= REQUIREMENTS =
Search the records for "Impacted" and copy each line that holds it.

..............................

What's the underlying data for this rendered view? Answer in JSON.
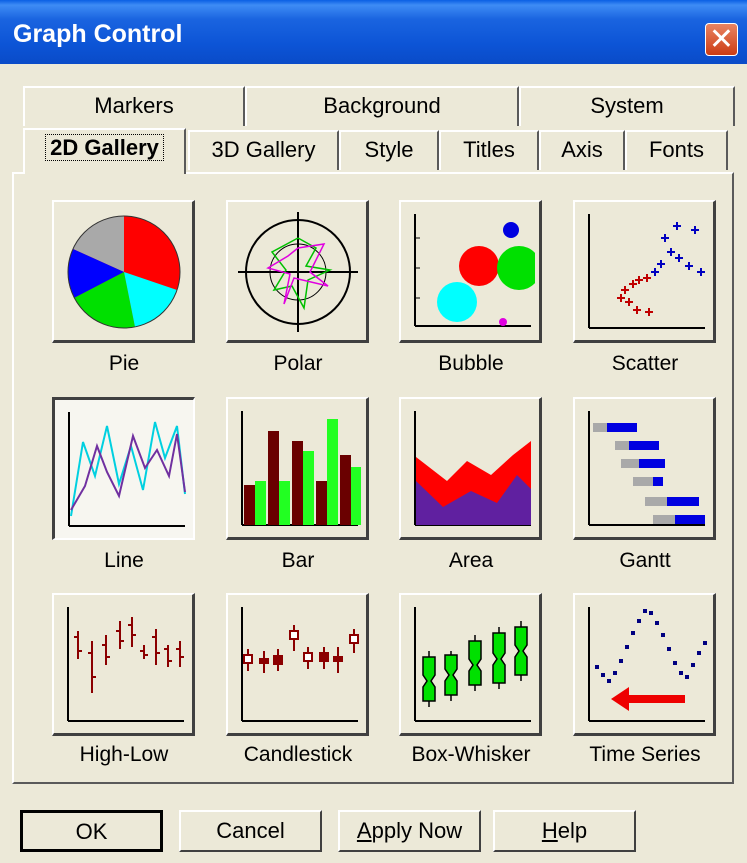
{
  "window": {
    "title": "Graph Control",
    "close_glyph": "✕"
  },
  "tabs_back": [
    "Markers",
    "Background",
    "System"
  ],
  "tabs_front": [
    "2D Gallery",
    "3D Gallery",
    "Style",
    "Titles",
    "Axis",
    "Fonts"
  ],
  "active_tab": "2D Gallery",
  "gallery": [
    {
      "label": "Pie",
      "icon": "pie-chart-icon"
    },
    {
      "label": "Polar",
      "icon": "polar-chart-icon"
    },
    {
      "label": "Bubble",
      "icon": "bubble-chart-icon"
    },
    {
      "label": "Scatter",
      "icon": "scatter-chart-icon"
    },
    {
      "label": "Line",
      "icon": "line-chart-icon",
      "selected": true
    },
    {
      "label": "Bar",
      "icon": "bar-chart-icon"
    },
    {
      "label": "Area",
      "icon": "area-chart-icon"
    },
    {
      "label": "Gantt",
      "icon": "gantt-chart-icon"
    },
    {
      "label": "High-Low",
      "icon": "high-low-chart-icon"
    },
    {
      "label": "Candlestick",
      "icon": "candlestick-chart-icon"
    },
    {
      "label": "Box-Whisker",
      "icon": "box-whisker-chart-icon"
    },
    {
      "label": "Time Series",
      "icon": "time-series-chart-icon"
    }
  ],
  "buttons": {
    "ok": "OK",
    "cancel": "Cancel",
    "apply_prefix": "",
    "apply_mnemonic": "A",
    "apply_rest": "pply Now",
    "help_mnemonic": "H",
    "help_rest": "elp"
  },
  "colors": {
    "titlebar": "#0a4bc8",
    "face": "#ece9d8",
    "close": "#cc3c14"
  }
}
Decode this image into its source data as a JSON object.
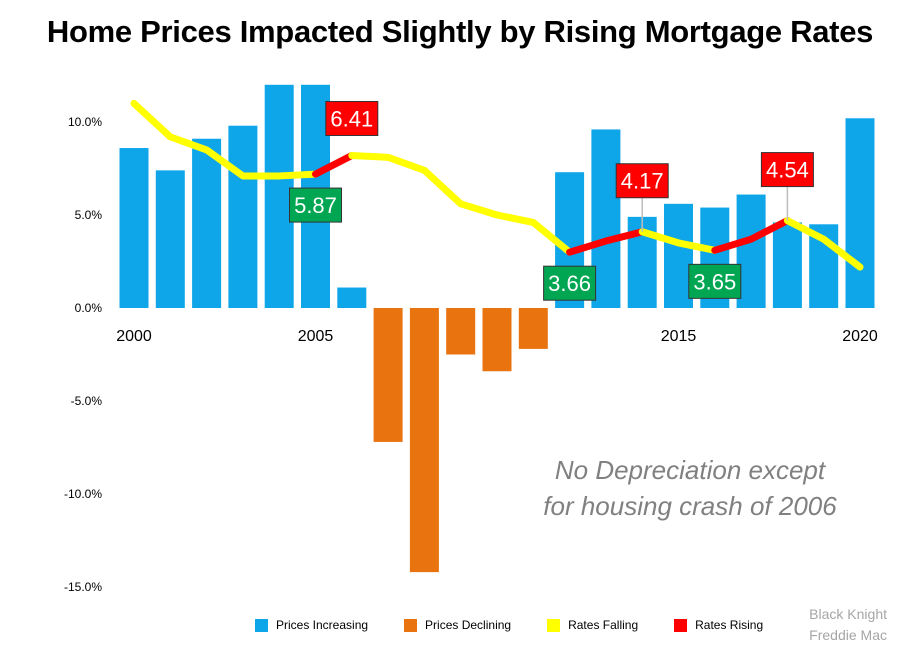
{
  "title": "Home Prices Impacted Slightly by Rising Mortgage Rates",
  "annotation": [
    "No Depreciation except",
    "for housing crash of 2006"
  ],
  "source": [
    "Black Knight",
    "Freddie Mac"
  ],
  "legend": [
    {
      "label": "Prices Increasing",
      "color": "#0ea5e9"
    },
    {
      "label": "Prices Declining",
      "color": "#e8730f"
    },
    {
      "label": "Rates Falling",
      "color": "#ffff00"
    },
    {
      "label": "Rates Rising",
      "color": "#ff0000"
    }
  ],
  "chart_data": {
    "type": "bar",
    "title": "Home Prices Impacted Slightly by Rising Mortgage Rates",
    "ylim": [
      -15,
      12
    ],
    "y_ticks": [
      "10.0%",
      "5.0%",
      "0.0%",
      "-5.0%",
      "-10.0%",
      "-15.0%"
    ],
    "y_tick_values": [
      10,
      5,
      0,
      -5,
      -10,
      -15
    ],
    "x_ticks": [
      "2000",
      "2005",
      "2015",
      "2020"
    ],
    "x_tick_values": [
      2000,
      2005,
      2015,
      2020
    ],
    "grid": false,
    "legend_position": "bottom",
    "colors": {
      "increasing": "#0ea5e9",
      "declining": "#e8730f",
      "falling": "#ffff00",
      "rising": "#ff0000",
      "label_falling": "#00a651",
      "label_rising": "#ff0000"
    },
    "series": [
      {
        "name": "Home Prices",
        "kind": "bar",
        "x": [
          2000,
          2001,
          2002,
          2003,
          2004,
          2005,
          2006,
          2007,
          2008,
          2009,
          2010,
          2011,
          2012,
          2013,
          2014,
          2015,
          2016,
          2017,
          2018,
          2019,
          2020
        ],
        "values": [
          8.6,
          7.4,
          9.1,
          9.8,
          12.0,
          12.0,
          1.1,
          -7.2,
          -14.2,
          -2.5,
          -3.4,
          -2.2,
          7.3,
          9.6,
          4.9,
          5.6,
          5.4,
          6.1,
          4.6,
          4.5,
          10.2
        ]
      },
      {
        "name": "Mortgage Rates",
        "kind": "line",
        "x": [
          2000,
          2001,
          2002,
          2003,
          2004,
          2005,
          2006,
          2007,
          2008,
          2009,
          2010,
          2011,
          2012,
          2013,
          2014,
          2015,
          2016,
          2017,
          2018,
          2019,
          2020
        ],
        "values": [
          11.0,
          9.2,
          8.5,
          7.1,
          7.1,
          7.2,
          8.2,
          8.1,
          7.4,
          5.6,
          5.0,
          4.6,
          3.0,
          3.6,
          4.1,
          3.5,
          3.1,
          3.7,
          4.7,
          3.7,
          2.2
        ],
        "segments": [
          {
            "state": "falling",
            "from": 0,
            "to": 5
          },
          {
            "state": "rising",
            "from": 5,
            "to": 6
          },
          {
            "state": "falling",
            "from": 6,
            "to": 12
          },
          {
            "state": "rising",
            "from": 12,
            "to": 14
          },
          {
            "state": "falling",
            "from": 14,
            "to": 16
          },
          {
            "state": "rising",
            "from": 16,
            "to": 18
          },
          {
            "state": "falling",
            "from": 18,
            "to": 20
          }
        ]
      }
    ],
    "data_labels": [
      {
        "text": "5.87",
        "state": "falling",
        "x": 2005,
        "place": "below"
      },
      {
        "text": "6.41",
        "state": "rising",
        "x": 2006,
        "place": "above"
      },
      {
        "text": "3.66",
        "state": "falling",
        "x": 2012,
        "place": "below"
      },
      {
        "text": "4.17",
        "state": "rising",
        "x": 2014,
        "place": "above",
        "leader": true
      },
      {
        "text": "3.65",
        "state": "falling",
        "x": 2016,
        "place": "below"
      },
      {
        "text": "4.54",
        "state": "rising",
        "x": 2018,
        "place": "above",
        "leader": true
      }
    ]
  }
}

..............................

= RESULT OF THIS EXERCISE =
  "title": "Home Prices Impacted Slightly by Rising Mortgage Rates",
    "title": "Home Prices Impacted Slightly by Rising Mortgage Rates",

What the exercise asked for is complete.